Records contained in a dataset
"""

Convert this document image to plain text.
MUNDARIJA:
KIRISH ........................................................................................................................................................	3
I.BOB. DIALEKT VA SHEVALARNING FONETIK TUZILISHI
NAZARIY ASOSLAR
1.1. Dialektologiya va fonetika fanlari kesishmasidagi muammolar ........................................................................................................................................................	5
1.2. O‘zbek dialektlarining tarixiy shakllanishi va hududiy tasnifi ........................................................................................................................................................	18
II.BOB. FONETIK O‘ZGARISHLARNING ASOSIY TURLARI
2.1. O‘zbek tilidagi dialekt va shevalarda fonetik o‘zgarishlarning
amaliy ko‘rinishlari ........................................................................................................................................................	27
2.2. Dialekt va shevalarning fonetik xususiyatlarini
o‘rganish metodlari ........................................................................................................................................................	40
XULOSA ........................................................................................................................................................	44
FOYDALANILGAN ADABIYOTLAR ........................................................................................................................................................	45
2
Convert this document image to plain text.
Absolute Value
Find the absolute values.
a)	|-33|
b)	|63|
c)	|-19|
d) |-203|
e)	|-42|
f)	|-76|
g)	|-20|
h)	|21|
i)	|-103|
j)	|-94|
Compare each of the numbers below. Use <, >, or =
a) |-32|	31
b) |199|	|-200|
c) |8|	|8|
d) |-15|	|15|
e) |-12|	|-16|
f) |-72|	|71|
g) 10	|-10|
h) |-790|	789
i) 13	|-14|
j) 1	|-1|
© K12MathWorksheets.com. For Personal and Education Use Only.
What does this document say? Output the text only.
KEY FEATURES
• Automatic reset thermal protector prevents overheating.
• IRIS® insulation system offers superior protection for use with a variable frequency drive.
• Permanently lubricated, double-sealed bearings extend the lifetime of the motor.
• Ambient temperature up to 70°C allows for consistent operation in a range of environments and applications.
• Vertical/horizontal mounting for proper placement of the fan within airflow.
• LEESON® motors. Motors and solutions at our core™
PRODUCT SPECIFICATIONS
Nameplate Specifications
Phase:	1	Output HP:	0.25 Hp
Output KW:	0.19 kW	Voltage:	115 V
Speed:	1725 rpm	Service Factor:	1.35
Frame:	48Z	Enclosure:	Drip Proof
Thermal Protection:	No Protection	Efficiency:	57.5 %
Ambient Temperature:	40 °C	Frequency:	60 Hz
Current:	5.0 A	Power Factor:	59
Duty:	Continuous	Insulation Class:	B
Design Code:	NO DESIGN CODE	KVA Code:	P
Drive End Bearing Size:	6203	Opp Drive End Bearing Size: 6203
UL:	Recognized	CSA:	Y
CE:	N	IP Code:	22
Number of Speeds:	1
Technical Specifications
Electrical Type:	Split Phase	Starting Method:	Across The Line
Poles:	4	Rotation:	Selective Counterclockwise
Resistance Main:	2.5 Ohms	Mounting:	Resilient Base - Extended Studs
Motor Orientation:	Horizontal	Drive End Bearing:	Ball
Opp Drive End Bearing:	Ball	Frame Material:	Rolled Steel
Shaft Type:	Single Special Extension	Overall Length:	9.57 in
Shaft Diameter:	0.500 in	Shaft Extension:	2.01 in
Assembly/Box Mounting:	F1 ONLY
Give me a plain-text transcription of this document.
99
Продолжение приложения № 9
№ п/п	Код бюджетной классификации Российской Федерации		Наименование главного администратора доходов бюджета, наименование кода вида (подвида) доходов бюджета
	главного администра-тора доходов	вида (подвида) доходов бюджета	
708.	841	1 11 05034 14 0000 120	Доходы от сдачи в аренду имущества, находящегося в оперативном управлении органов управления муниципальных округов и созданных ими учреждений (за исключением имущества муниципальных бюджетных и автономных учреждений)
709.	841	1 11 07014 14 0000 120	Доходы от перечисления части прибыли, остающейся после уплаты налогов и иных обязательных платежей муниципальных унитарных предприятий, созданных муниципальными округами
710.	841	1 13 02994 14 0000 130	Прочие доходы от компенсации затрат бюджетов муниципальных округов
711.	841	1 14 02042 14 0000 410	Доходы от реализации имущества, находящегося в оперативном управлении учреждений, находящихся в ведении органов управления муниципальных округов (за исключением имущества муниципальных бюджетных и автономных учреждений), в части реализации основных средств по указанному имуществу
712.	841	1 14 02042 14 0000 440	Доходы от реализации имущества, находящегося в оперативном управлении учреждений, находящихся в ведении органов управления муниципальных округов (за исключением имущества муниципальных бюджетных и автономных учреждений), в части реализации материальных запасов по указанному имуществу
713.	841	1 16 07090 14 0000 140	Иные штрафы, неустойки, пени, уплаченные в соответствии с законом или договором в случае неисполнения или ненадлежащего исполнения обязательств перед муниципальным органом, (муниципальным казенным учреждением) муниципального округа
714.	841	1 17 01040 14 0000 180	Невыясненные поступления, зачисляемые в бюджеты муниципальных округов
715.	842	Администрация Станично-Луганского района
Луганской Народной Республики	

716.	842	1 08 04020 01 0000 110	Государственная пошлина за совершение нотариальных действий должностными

"""

:: The problem ::
Of the lines in this data, how many contain "реализации"? Reply with only the number.

:: Exercise solution ::
2